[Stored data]
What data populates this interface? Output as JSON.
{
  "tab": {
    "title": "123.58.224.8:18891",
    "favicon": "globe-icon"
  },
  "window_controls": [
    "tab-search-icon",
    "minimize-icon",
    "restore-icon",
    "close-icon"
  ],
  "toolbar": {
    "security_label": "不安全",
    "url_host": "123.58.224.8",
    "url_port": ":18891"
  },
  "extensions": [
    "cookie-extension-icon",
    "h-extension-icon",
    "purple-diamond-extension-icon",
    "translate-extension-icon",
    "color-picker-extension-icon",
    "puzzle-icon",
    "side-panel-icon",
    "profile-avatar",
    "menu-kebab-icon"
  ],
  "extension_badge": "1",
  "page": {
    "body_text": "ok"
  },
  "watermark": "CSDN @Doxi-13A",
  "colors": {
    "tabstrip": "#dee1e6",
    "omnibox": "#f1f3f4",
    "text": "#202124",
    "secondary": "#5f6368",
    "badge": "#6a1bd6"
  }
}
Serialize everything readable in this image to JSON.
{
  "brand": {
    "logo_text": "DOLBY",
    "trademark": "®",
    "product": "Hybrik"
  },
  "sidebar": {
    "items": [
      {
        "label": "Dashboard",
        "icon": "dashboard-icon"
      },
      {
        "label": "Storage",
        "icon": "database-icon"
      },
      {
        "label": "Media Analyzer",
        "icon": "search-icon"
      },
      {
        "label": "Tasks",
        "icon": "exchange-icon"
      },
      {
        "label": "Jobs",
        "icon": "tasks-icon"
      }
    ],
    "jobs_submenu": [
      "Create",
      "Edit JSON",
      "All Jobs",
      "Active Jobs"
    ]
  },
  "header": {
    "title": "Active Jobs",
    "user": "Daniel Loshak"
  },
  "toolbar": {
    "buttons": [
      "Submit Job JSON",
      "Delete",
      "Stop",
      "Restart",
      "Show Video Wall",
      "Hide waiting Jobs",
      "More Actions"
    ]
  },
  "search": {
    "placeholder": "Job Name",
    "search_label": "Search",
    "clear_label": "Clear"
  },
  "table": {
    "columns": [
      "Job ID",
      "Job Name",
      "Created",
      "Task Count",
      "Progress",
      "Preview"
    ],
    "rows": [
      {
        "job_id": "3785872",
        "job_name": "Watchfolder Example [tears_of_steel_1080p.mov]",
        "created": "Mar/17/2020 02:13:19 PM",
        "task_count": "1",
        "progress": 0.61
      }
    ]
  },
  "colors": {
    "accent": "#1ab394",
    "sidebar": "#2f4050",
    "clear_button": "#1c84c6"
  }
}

■ AIM ■
Please quote nothing but the lines from the line with "Serialize everything readable" through the end of the data above, exactly as written, ends included.

■ WRITTEN SOLUTION ■
Serialize everything readable in this image to JSON.
{
  "brand": {
    "logo_text": "DOLBY",
    "trademark": "®",
    "product": "Hybrik"
  },
  "sidebar": {
    "items": [
      {
        "label": "Dashboard",
        "icon": "dashboard-icon"
      },
      {
        "label": "Storage",
        "icon": "database-icon"
      },
      {
        "label": "Media Analyzer",
        "icon": "search-icon"
      },
      {
        "label": "Tasks",
        "icon": "exchange-icon"
      },
      {
        "label": "Jobs",
        "icon": "tasks-icon"
      }
    ],
    "jobs_submenu": [
      "Create",
      "Edit JSON",
      "All Jobs",
      "Active Jobs"
    ]
  },
  "header": {
    "title": "Active Jobs",
    "user": "Daniel Loshak"
  },
  "toolbar": {
    "buttons": [
      "Submit Job JSON",
      "Delete",
      "Stop",
      "Restart",
      "Show Video Wall",
      "Hide waiting Jobs",
      "More Actions"
    ]
  },
  "search": {
    "placeholder": "Job Name",
    "search_label": "Search",
    "clear_label": "Clear"
  },
  "table": {
    "columns": [
      "Job ID",
      "Job Name",
      "Created",
      "Task Count",
      "Progress",
      "Preview"
    ],
    "rows": [
      {
        "job_id": "3785872",
        "job_name": "Watchfolder Example [tears_of_steel_1080p.mov]",
        "created": "Mar/17/2020 02:13:19 PM",
        "task_count": "1",
        "progress": 0.61
      }
    ]
  },
  "colors": {
    "accent": "#1ab394",
    "sidebar": "#2f4050",
    "clear_button": "#1c84c6"
  }
}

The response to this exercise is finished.